### RECORDS SHOWN
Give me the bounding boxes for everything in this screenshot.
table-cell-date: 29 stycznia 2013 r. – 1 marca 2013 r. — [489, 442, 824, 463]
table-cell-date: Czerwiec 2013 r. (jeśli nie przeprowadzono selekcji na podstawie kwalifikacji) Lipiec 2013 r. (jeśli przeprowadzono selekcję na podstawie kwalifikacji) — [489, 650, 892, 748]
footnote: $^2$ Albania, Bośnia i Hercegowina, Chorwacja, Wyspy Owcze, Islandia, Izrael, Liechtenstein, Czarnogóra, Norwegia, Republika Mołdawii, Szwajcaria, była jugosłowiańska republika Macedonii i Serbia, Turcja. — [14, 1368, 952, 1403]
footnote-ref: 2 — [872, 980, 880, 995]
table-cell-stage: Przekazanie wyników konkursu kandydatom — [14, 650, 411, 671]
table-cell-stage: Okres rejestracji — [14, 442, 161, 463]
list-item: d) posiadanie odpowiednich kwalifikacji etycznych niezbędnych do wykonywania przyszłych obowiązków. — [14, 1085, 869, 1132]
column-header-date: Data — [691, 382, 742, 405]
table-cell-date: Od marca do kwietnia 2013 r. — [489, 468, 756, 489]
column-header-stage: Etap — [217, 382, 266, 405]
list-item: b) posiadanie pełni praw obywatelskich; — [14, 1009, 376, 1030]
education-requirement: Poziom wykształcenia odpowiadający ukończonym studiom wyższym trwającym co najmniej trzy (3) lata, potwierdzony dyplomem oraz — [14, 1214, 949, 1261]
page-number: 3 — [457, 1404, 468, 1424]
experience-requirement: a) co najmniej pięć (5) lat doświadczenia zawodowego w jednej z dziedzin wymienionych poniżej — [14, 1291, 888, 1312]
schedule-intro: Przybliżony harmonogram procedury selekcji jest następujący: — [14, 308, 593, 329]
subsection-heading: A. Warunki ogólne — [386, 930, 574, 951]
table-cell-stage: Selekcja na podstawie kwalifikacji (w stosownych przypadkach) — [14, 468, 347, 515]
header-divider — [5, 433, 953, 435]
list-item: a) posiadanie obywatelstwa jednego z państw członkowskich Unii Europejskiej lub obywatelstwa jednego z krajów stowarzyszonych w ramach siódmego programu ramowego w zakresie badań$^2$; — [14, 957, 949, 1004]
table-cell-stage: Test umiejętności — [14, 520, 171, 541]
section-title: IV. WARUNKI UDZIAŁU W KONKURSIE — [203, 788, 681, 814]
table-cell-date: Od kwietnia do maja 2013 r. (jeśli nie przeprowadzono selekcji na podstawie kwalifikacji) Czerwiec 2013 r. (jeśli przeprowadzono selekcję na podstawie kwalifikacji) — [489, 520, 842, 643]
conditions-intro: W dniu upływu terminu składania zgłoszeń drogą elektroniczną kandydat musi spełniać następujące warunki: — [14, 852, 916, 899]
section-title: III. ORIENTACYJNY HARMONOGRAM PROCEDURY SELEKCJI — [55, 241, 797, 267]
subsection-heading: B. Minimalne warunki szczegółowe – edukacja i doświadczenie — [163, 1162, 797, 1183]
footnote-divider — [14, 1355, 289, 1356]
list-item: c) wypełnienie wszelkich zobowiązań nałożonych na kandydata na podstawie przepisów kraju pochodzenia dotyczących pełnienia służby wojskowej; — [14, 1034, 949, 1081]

### EXERCISE DIRECTIONS
Print every line of the records above word for word, without changing anything.

### ANSWER FOR THIS EXERCISE
Give me the bounding boxes for everything in this screenshot.
table-cell-date: 29 stycznia 2013 r. – 1 marca 2013 r. — [489, 442, 824, 463]
table-cell-date: Czerwiec 2013 r. (jeśli nie przeprowadzono selekcji na podstawie kwalifikacji) Lipiec 2013 r. (jeśli przeprowadzono selekcję na podstawie kwalifikacji) — [489, 650, 892, 748]
footnote: $^2$ Albania, Bośnia i Hercegowina, Chorwacja, Wyspy Owcze, Islandia, Izrael, Liechtenstein, Czarnogóra, Norwegia, Republika Mołdawii, Szwajcaria, była jugosłowiańska republika Macedonii i Serbia, Turcja. — [14, 1368, 952, 1403]
footnote-ref: 2 — [872, 980, 880, 995]
table-cell-stage: Przekazanie wyników konkursu kandydatom — [14, 650, 411, 671]
table-cell-stage: Okres rejestracji — [14, 442, 161, 463]
list-item: d) posiadanie odpowiednich kwalifikacji etycznych niezbędnych do wykonywania przyszłych obowiązków. — [14, 1085, 869, 1132]
column-header-date: Data — [691, 382, 742, 405]
table-cell-date: Od marca do kwietnia 2013 r. — [489, 468, 756, 489]
column-header-stage: Etap — [217, 382, 266, 405]
list-item: b) posiadanie pełni praw obywatelskich; — [14, 1009, 376, 1030]
education-requirement: Poziom wykształcenia odpowiadający ukończonym studiom wyższym trwającym co najmniej trzy (3) lata, potwierdzony dyplomem oraz — [14, 1214, 949, 1261]
page-number: 3 — [457, 1404, 468, 1424]
experience-requirement: a) co najmniej pięć (5) lat doświadczenia zawodowego w jednej z dziedzin wymienionych poniżej — [14, 1291, 888, 1312]
schedule-intro: Przybliżony harmonogram procedury selekcji jest następujący: — [14, 308, 593, 329]
subsection-heading: A. Warunki ogólne — [386, 930, 574, 951]
table-cell-stage: Selekcja na podstawie kwalifikacji (w stosownych przypadkach) — [14, 468, 347, 515]
header-divider — [5, 433, 953, 435]
list-item: a) posiadanie obywatelstwa jednego z państw członkowskich Unii Europejskiej lub obywatelstwa jednego z krajów stowarzyszonych w ramach siódmego programu ramowego w zakresie badań$^2$; — [14, 957, 949, 1004]
table-cell-stage: Test umiejętności — [14, 520, 171, 541]
section-title: IV. WARUNKI UDZIAŁU W KONKURSIE — [203, 788, 681, 814]
table-cell-date: Od kwietnia do maja 2013 r. (jeśli nie przeprowadzono selekcji na podstawie kwalifikacji) Czerwiec 2013 r. (jeśli przeprowadzono selekcję na podstawie kwalifikacji) — [489, 520, 842, 643]
conditions-intro: W dniu upływu terminu składania zgłoszeń drogą elektroniczną kandydat musi spełniać następujące warunki: — [14, 852, 916, 899]
section-title: III. ORIENTACYJNY HARMONOGRAM PROCEDURY SELEKCJI — [55, 241, 797, 267]
subsection-heading: B. Minimalne warunki szczegółowe – edukacja i doświadczenie — [163, 1162, 797, 1183]
footnote-divider — [14, 1355, 289, 1356]
list-item: c) wypełnienie wszelkich zobowiązań nałożonych na kandydata na podstawie przepisów kraju pochodzenia dotyczących pełnienia służby wojskowej; — [14, 1034, 949, 1081]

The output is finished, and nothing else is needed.